*** Opening Task inputs ***

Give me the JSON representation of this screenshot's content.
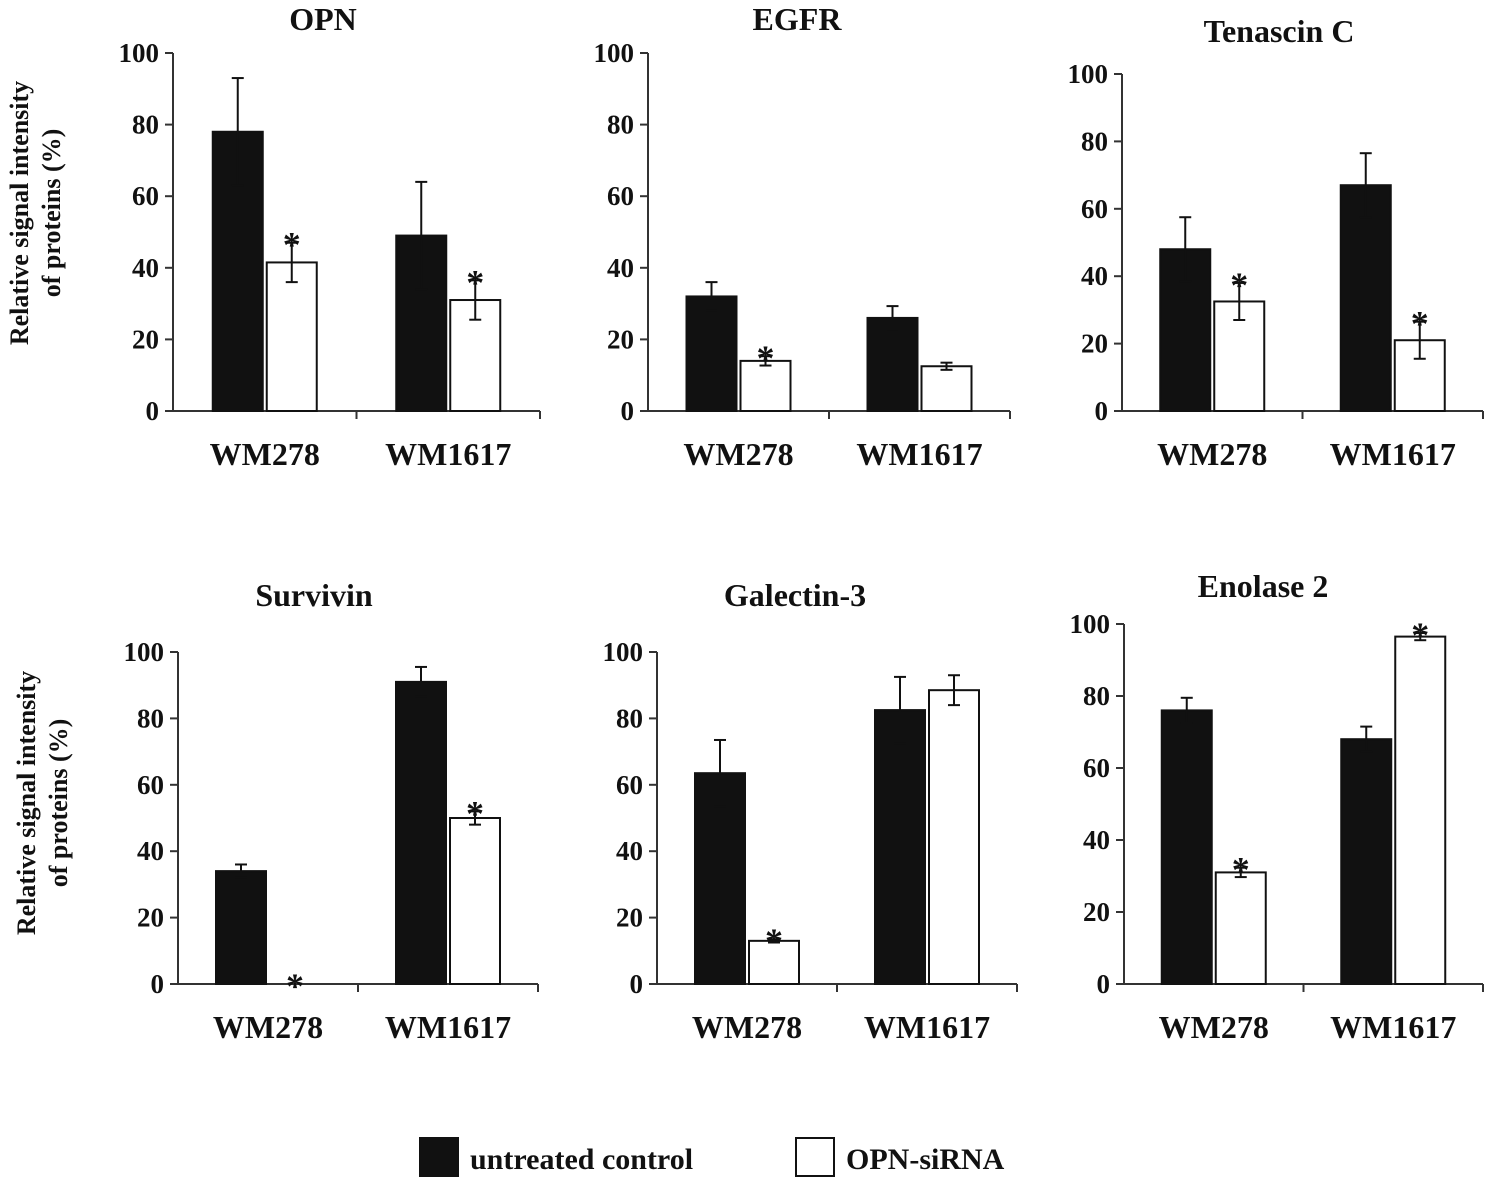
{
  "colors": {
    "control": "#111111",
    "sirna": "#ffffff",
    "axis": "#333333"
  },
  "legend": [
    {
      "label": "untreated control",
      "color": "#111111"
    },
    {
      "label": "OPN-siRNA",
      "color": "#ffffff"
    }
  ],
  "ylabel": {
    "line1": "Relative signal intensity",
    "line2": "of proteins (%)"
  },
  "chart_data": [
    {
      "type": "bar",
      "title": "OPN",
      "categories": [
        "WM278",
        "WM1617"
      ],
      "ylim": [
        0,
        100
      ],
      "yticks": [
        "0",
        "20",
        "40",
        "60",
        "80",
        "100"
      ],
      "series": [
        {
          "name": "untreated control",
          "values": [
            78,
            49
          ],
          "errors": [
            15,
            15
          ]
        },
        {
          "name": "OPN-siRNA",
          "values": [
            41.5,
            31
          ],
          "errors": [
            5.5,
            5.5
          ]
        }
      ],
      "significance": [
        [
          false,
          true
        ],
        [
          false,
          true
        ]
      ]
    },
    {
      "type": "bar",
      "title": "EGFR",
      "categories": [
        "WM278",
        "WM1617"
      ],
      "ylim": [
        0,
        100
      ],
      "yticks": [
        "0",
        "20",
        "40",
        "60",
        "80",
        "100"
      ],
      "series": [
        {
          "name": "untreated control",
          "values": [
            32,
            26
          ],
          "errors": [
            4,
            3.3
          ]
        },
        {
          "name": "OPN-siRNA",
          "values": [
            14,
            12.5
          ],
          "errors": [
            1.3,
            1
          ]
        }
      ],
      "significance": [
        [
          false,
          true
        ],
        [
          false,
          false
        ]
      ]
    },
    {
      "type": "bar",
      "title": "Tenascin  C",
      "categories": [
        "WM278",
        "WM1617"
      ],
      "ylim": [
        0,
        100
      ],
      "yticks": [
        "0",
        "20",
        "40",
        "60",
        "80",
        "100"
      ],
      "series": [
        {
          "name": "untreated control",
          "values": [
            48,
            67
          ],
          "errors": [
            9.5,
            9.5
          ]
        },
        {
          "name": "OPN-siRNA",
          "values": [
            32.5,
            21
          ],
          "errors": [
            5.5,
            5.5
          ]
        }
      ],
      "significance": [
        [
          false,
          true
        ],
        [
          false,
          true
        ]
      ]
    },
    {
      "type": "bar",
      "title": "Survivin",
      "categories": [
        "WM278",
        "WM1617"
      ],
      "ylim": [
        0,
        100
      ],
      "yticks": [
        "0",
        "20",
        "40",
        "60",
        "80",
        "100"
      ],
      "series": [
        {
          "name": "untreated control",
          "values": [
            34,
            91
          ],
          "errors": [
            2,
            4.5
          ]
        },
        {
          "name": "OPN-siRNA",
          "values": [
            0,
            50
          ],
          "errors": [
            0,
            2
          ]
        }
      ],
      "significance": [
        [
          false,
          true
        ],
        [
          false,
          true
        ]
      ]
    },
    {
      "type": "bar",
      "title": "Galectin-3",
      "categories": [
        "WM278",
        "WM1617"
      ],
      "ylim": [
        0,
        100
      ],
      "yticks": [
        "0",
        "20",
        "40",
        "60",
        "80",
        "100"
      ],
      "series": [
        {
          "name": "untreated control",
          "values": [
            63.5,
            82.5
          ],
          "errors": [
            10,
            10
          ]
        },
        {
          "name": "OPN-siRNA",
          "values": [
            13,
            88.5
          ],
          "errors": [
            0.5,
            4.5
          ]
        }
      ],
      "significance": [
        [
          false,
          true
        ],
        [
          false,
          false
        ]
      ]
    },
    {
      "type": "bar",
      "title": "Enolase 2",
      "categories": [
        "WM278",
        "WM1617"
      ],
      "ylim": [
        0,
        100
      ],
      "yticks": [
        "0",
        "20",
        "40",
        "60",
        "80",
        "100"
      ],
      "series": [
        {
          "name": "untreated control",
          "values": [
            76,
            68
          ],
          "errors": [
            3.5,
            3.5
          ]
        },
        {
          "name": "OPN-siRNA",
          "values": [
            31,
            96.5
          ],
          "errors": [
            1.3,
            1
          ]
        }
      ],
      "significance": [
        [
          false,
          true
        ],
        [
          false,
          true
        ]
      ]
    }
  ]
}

*** Closing Task inputs ***
*** Opening Task inputs ***

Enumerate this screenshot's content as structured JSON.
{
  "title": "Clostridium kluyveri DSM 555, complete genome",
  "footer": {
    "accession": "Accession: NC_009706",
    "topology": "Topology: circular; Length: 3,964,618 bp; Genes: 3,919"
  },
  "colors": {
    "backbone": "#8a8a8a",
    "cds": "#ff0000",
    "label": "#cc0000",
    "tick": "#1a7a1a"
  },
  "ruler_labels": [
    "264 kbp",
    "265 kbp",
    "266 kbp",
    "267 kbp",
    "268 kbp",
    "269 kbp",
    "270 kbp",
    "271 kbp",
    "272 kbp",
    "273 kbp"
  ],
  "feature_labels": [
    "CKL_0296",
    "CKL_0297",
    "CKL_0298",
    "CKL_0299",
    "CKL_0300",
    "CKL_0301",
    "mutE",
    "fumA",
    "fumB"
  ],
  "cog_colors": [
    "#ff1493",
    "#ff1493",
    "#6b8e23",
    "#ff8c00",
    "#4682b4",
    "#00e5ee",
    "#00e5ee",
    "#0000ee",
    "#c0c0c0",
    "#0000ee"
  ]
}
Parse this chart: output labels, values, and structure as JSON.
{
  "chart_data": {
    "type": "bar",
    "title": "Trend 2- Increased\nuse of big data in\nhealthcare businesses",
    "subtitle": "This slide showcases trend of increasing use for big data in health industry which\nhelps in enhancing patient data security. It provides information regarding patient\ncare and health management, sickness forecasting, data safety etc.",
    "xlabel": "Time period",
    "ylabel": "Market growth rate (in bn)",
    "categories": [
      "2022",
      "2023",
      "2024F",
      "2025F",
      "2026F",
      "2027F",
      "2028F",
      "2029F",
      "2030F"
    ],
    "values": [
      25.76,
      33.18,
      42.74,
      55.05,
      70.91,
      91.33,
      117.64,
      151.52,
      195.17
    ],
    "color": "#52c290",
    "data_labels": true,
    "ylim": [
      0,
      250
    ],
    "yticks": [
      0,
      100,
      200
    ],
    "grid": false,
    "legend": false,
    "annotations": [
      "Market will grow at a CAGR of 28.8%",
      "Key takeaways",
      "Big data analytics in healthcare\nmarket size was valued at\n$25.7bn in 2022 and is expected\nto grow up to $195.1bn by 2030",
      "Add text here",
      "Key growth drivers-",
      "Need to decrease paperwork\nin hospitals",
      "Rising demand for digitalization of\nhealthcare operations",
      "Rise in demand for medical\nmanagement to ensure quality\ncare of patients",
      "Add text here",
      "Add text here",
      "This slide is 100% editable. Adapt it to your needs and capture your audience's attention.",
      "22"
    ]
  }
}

*** Closing Task inputs ***

Task directions »
In the records above, find each line with the word "demand" and copy it.

Response area »
      "Rising demand for digitalization of\nhealthcare operations",
      "Rise in demand for medical\nmanagement to ensure quality\ncare of patients",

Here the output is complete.